#### What to work on
Carry none of the pictures over; set down the material below exactly.

Data records:
===============

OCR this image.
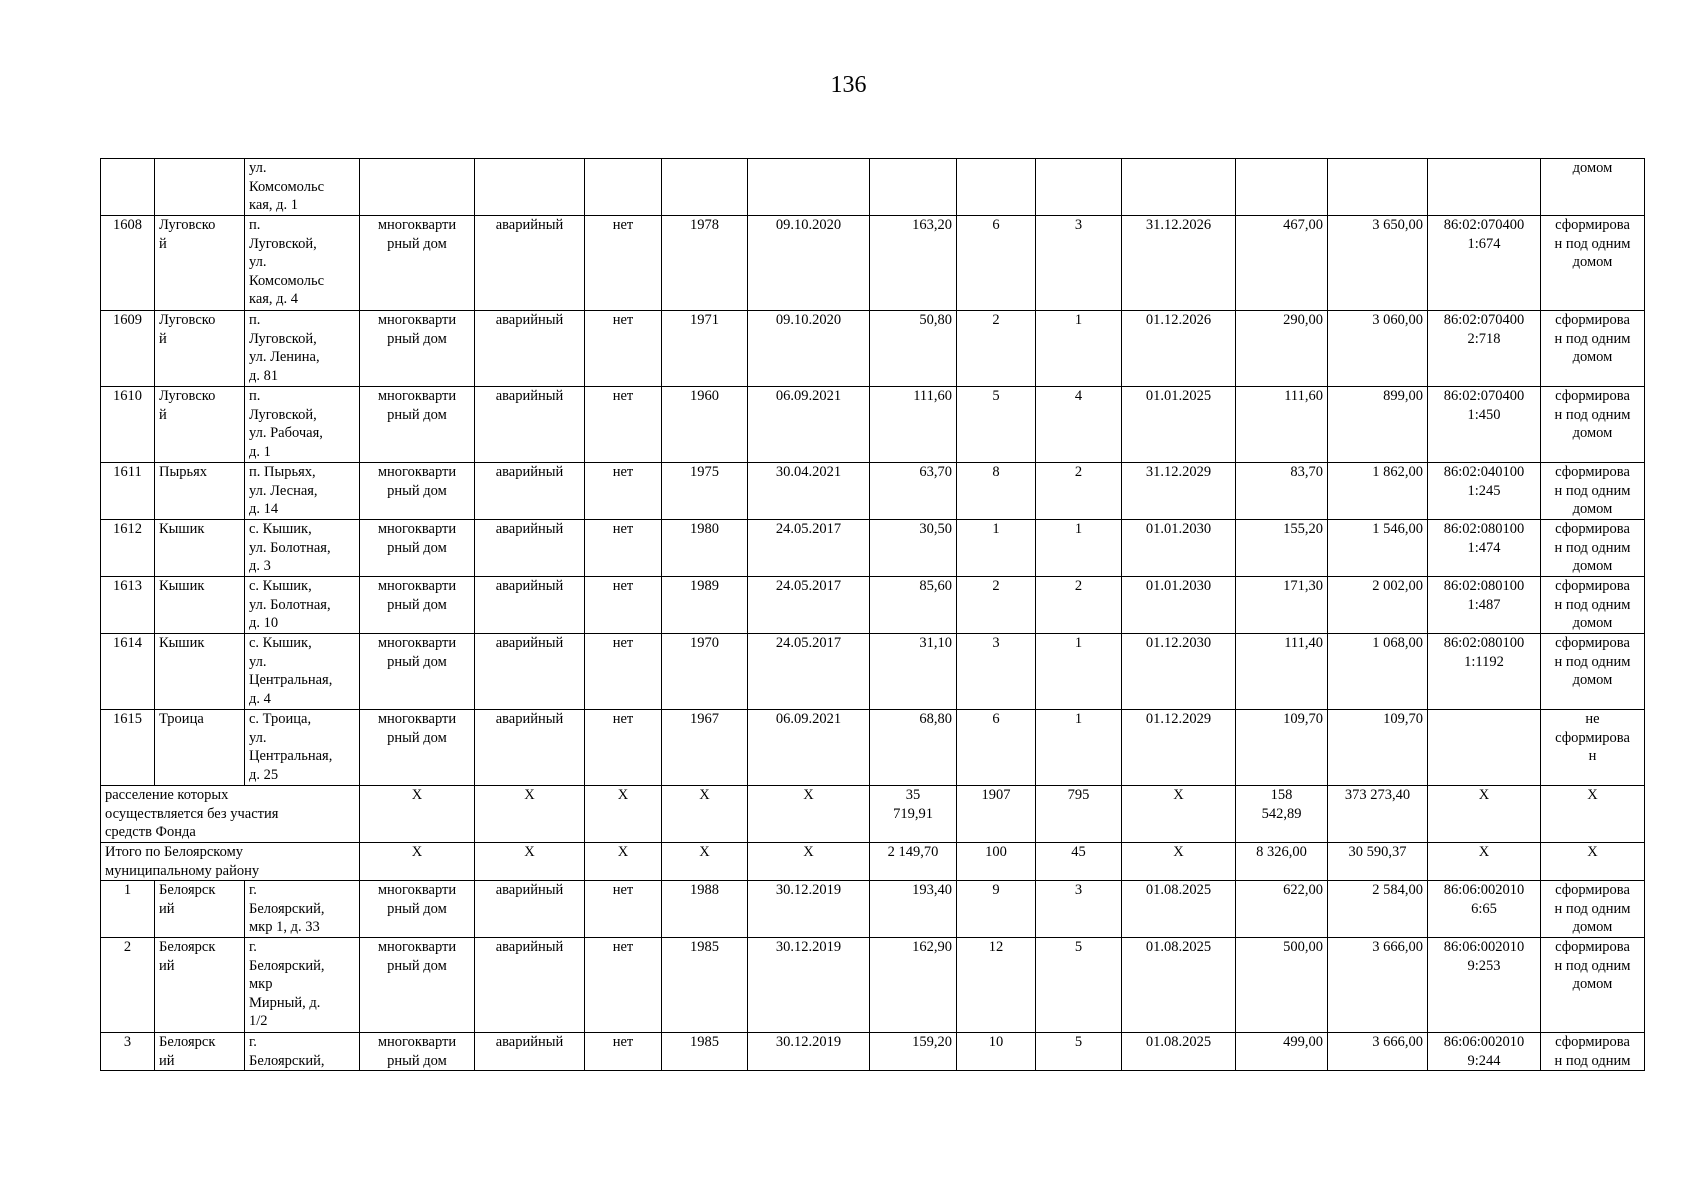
136

		ул.
Комсомольс
кая, д. 1													домом

1608	Луговско
й	п.
Луговской,
ул.
Комсомольс
кая, д. 4	многокварти
рный дом	аварийный	нет	1978	09.10.2020	163,20	6	3	31.12.2026	467,00	3 650,00	86:02:070400
1:674	сформирова
н под одним
домом

1609	Луговско
й	п.
Луговской,
ул. Ленина,
д. 81	многокварти
рный дом	аварийный	нет	1971	09.10.2020	50,80	2	1	01.12.2026	290,00	3 060,00	86:02:070400
2:718	сформирова
н под одним
домом

1610	Луговско
й	п.
Луговской,
ул. Рабочая,
д. 1	многокварти
рный дом	аварийный	нет	1960	06.09.2021	111,60	5	4	01.01.2025	111,60	899,00	86:02:070400
1:450	сформирова
н под одним
домом

1611	Пырьях	п. Пырьях,
ул. Лесная,
д. 14	многокварти
рный дом	аварийный	нет	1975	30.04.2021	63,70	8	2	31.12.2029	83,70	1 862,00	86:02:040100
1:245	сформирова
н под одним
домом

1612	Кышик	с. Кышик,
ул. Болотная,
д. 3	многокварти
рный дом	аварийный	нет	1980	24.05.2017	30,50	1	1	01.01.2030	155,20	1 546,00	86:02:080100
1:474	сформирова
н под одним
домом

1613	Кышик	с. Кышик,
ул. Болотная,
д. 10	многокварти
рный дом	аварийный	нет	1989	24.05.2017	85,60	2	2	01.01.2030	171,30	2 002,00	86:02:080100
1:487	сформирова
н под одним
домом

1614	Кышик	с. Кышик,
ул.
Центральная,
д. 4	многокварти
рный дом	аварийный	нет	1970	24.05.2017	31,10	3	1	01.12.2030	111,40	1 068,00	86:02:080100
1:1192	сформирова
н под одним
домом

1615	Троица	с. Троица,
ул.
Центральная,
д. 25	многокварти
рный дом	аварийный	нет	1967	06.09.2021	68,80	6	1	01.12.2029	109,70	109,70		не
сформирова
н

расселение которых
осуществляется без участия
средств Фонда			X	X	X	X	X	35
719,91	1907	795	X	158
542,89	373 273,40	X	X

Итого по Белоярскому
муниципальному району			X	X	X	X	X	2 149,70	100	45	X	8 326,00	30 590,37	X	X

1	Белоярск
ий	г.
Белоярский,
мкр 1, д. 33	многокварти
рный дом	аварийный	нет	1988	30.12.2019	193,40	9	3	01.08.2025	622,00	2 584,00	86:06:002010
6:65	сформирова
н под одним
домом

2	Белоярск
ий	г.
Белоярский,
мкр
Мирный, д.
1/2	многокварти
рный дом	аварийный	нет	1985	30.12.2019	162,90	12	5	01.08.2025	500,00	3 666,00	86:06:002010
9:253	сформирова
н под одним
домом

3	Белоярск
ий	г.
Белоярский,	многокварти
рный дом	аварийный	нет	1985	30.12.2019	159,20	10	5	01.08.2025	499,00	3 666,00	86:06:002010
9:244	сформирова
н под одним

===============

#### The solution
OCR this image.
136

		ул.
Комсомольс
кая, д. 1													домом

1608	Луговско
й	п.
Луговской,
ул.
Комсомольс
кая, д. 4	многокварти
рный дом	аварийный	нет	1978	09.10.2020	163,20	6	3	31.12.2026	467,00	3 650,00	86:02:070400
1:674	сформирова
н под одним
домом

1609	Луговско
й	п.
Луговской,
ул. Ленина,
д. 81	многокварти
рный дом	аварийный	нет	1971	09.10.2020	50,80	2	1	01.12.2026	290,00	3 060,00	86:02:070400
2:718	сформирова
н под одним
домом

1610	Луговско
й	п.
Луговской,
ул. Рабочая,
д. 1	многокварти
рный дом	аварийный	нет	1960	06.09.2021	111,60	5	4	01.01.2025	111,60	899,00	86:02:070400
1:450	сформирова
н под одним
домом

1611	Пырьях	п. Пырьях,
ул. Лесная,
д. 14	многокварти
рный дом	аварийный	нет	1975	30.04.2021	63,70	8	2	31.12.2029	83,70	1 862,00	86:02:040100
1:245	сформирова
н под одним
домом

1612	Кышик	с. Кышик,
ул. Болотная,
д. 3	многокварти
рный дом	аварийный	нет	1980	24.05.2017	30,50	1	1	01.01.2030	155,20	1 546,00	86:02:080100
1:474	сформирова
н под одним
домом

1613	Кышик	с. Кышик,
ул. Болотная,
д. 10	многокварти
рный дом	аварийный	нет	1989	24.05.2017	85,60	2	2	01.01.2030	171,30	2 002,00	86:02:080100
1:487	сформирова
н под одним
домом

1614	Кышик	с. Кышик,
ул.
Центральная,
д. 4	многокварти
рный дом	аварийный	нет	1970	24.05.2017	31,10	3	1	01.12.2030	111,40	1 068,00	86:02:080100
1:1192	сформирова
н под одним
домом

1615	Троица	с. Троица,
ул.
Центральная,
д. 25	многокварти
рный дом	аварийный	нет	1967	06.09.2021	68,80	6	1	01.12.2029	109,70	109,70		не
сформирова
н

расселение которых
осуществляется без участия
средств Фонда			X	X	X	X	X	35
719,91	1907	795	X	158
542,89	373 273,40	X	X

Итого по Белоярскому
муниципальному району			X	X	X	X	X	2 149,70	100	45	X	8 326,00	30 590,37	X	X

1	Белоярск
ий	г.
Белоярский,
мкр 1, д. 33	многокварти
рный дом	аварийный	нет	1988	30.12.2019	193,40	9	3	01.08.2025	622,00	2 584,00	86:06:002010
6:65	сформирова
н под одним
домом

2	Белоярск
ий	г.
Белоярский,
мкр
Мирный, д.
1/2	многокварти
рный дом	аварийный	нет	1985	30.12.2019	162,90	12	5	01.08.2025	500,00	3 666,00	86:06:002010
9:253	сформирова
н под одним
домом

3	Белоярск
ий	г.
Белоярский,	многокварти
рный дом	аварийный	нет	1985	30.12.2019	159,20	10	5	01.08.2025	499,00	3 666,00	86:06:002010
9:244	сформирова
н под одним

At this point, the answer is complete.